> **WHAT IS BEING ASKED**
Please transcribe the data below exactly. Leave the pictures out.

── DATA FOR THIS EXERCISE

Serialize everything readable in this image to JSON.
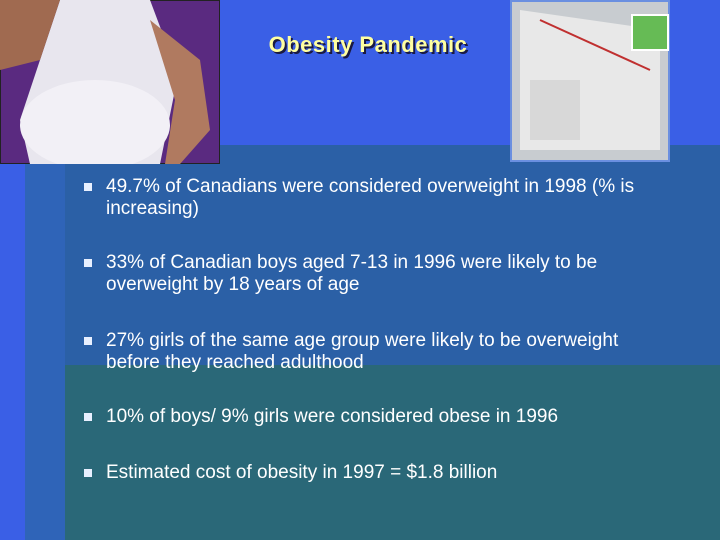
{
  "header": {
    "title": "Obesity Pandemic"
  },
  "bullets": [
    "49.7% of Canadians were considered overweight in 1998 (% is increasing)",
    "33% of Canadian boys aged 7-13 in 1996 were likely to be overweight by 18 years of age",
    "27% girls of the same age group were likely to be overweight before they reached adulthood",
    "10% of boys/ 9% girls were considered obese in 1996",
    "Estimated cost of obesity in 1997 = $1.8 billion"
  ]
}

────

> **PROBLEM SOLUTION**
Serialize everything readable in this image to JSON.
{
  "header": {
    "title": "Obesity Pandemic"
  },
  "bullets": [
    "49.7% of Canadians were considered overweight in 1998 (% is increasing)",
    "33% of Canadian boys aged 7-13 in 1996 were likely to be overweight by 18 years of age",
    "27% girls of the same age group were likely to be overweight before they reached adulthood",
    "10% of boys/ 9% girls were considered obese in 1996",
    "Estimated cost of obesity in 1997 = $1.8 billion"
  ]
}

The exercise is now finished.